YOUR GOAL
Copy the data word for word, keeping every line.
+++
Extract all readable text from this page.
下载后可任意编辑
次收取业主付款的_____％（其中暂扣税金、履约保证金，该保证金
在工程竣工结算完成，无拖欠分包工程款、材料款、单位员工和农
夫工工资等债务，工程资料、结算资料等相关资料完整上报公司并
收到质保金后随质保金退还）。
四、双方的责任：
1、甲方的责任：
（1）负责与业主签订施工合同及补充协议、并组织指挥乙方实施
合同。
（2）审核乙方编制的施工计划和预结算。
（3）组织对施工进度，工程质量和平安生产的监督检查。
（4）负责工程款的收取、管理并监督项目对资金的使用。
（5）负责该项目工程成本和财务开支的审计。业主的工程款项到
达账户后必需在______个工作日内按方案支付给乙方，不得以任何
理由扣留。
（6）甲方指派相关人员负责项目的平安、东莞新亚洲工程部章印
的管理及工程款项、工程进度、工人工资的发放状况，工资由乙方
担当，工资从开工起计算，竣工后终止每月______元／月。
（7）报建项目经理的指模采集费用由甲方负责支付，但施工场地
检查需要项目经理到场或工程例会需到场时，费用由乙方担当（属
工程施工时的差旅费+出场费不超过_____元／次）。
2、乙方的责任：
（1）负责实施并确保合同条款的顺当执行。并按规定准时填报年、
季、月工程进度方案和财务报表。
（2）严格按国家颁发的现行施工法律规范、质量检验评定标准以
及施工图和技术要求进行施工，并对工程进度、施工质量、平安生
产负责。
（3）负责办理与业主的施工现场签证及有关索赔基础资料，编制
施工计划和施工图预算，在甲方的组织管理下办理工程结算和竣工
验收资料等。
+++
THE COMPLETED TASK
Extract all readable text from this page.
下载后可任意编辑
次收取业主付款的_____％（其中暂扣税金、履约保证金，该保证金
在工程竣工结算完成，无拖欠分包工程款、材料款、单位员工和农
夫工工资等债务，工程资料、结算资料等相关资料完整上报公司并
收到质保金后随质保金退还）。
四、双方的责任：
1、甲方的责任：
（1）负责与业主签订施工合同及补充协议、并组织指挥乙方实施
合同。
（2）审核乙方编制的施工计划和预结算。
（3）组织对施工进度，工程质量和平安生产的监督检查。
（4）负责工程款的收取、管理并监督项目对资金的使用。
（5）负责该项目工程成本和财务开支的审计。业主的工程款项到
达账户后必需在______个工作日内按方案支付给乙方，不得以任何
理由扣留。
（6）甲方指派相关人员负责项目的平安、东莞新亚洲工程部章印
的管理及工程款项、工程进度、工人工资的发放状况，工资由乙方
担当，工资从开工起计算，竣工后终止每月______元／月。
（7）报建项目经理的指模采集费用由甲方负责支付，但施工场地
检查需要项目经理到场或工程例会需到场时，费用由乙方担当（属
工程施工时的差旅费+出场费不超过_____元／次）。
2、乙方的责任：
（1）负责实施并确保合同条款的顺当执行。并按规定准时填报年、
季、月工程进度方案和财务报表。
（2）严格按国家颁发的现行施工法律规范、质量检验评定标准以
及施工图和技术要求进行施工，并对工程进度、施工质量、平安生
产负责。
（3）负责办理与业主的施工现场签证及有关索赔基础资料，编制
施工计划和施工图预算，在甲方的组织管理下办理工程结算和竣工
验收资料等。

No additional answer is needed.